Data entries →
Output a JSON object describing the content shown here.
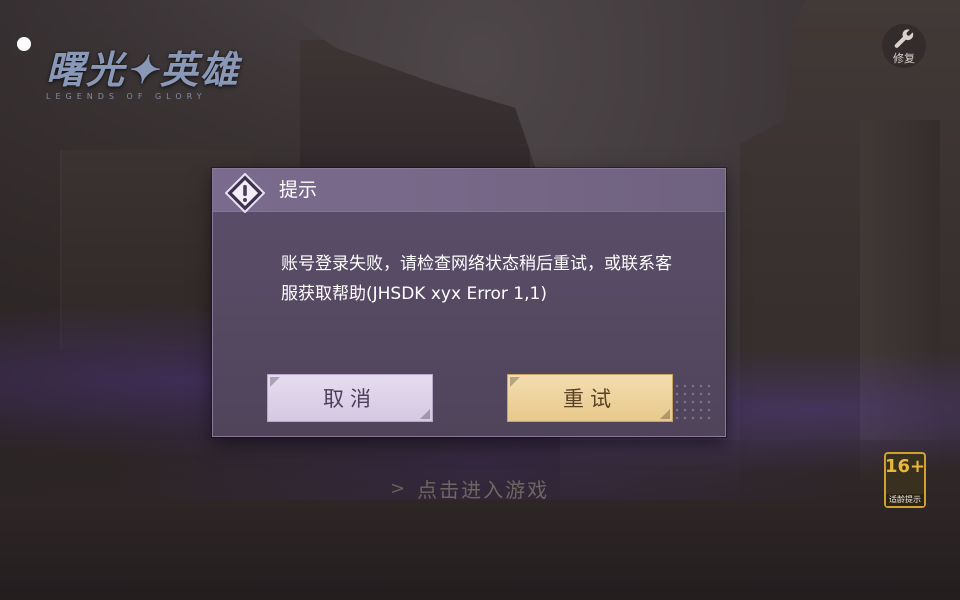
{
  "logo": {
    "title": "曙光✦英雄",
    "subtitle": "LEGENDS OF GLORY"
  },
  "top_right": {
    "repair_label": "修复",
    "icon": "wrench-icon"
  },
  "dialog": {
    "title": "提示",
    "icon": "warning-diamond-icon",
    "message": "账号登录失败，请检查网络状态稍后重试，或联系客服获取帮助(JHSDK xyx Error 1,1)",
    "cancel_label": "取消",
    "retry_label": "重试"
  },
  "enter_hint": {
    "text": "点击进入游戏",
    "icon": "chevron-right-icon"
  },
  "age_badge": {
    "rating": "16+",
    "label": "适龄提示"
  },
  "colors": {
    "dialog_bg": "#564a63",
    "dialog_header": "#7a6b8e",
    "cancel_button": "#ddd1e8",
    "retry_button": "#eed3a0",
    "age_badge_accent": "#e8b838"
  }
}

Task →
Omit any images, then output the listing exactly.

Answer to this exercise →
Output a JSON object describing the content shown here.
{
  "logo": {
    "title": "曙光✦英雄",
    "subtitle": "LEGENDS OF GLORY"
  },
  "top_right": {
    "repair_label": "修复",
    "icon": "wrench-icon"
  },
  "dialog": {
    "title": "提示",
    "icon": "warning-diamond-icon",
    "message": "账号登录失败，请检查网络状态稍后重试，或联系客服获取帮助(JHSDK xyx Error 1,1)",
    "cancel_label": "取消",
    "retry_label": "重试"
  },
  "enter_hint": {
    "text": "点击进入游戏",
    "icon": "chevron-right-icon"
  },
  "age_badge": {
    "rating": "16+",
    "label": "适龄提示"
  },
  "colors": {
    "dialog_bg": "#564a63",
    "dialog_header": "#7a6b8e",
    "cancel_button": "#ddd1e8",
    "retry_button": "#eed3a0",
    "age_badge_accent": "#e8b838"
  }
}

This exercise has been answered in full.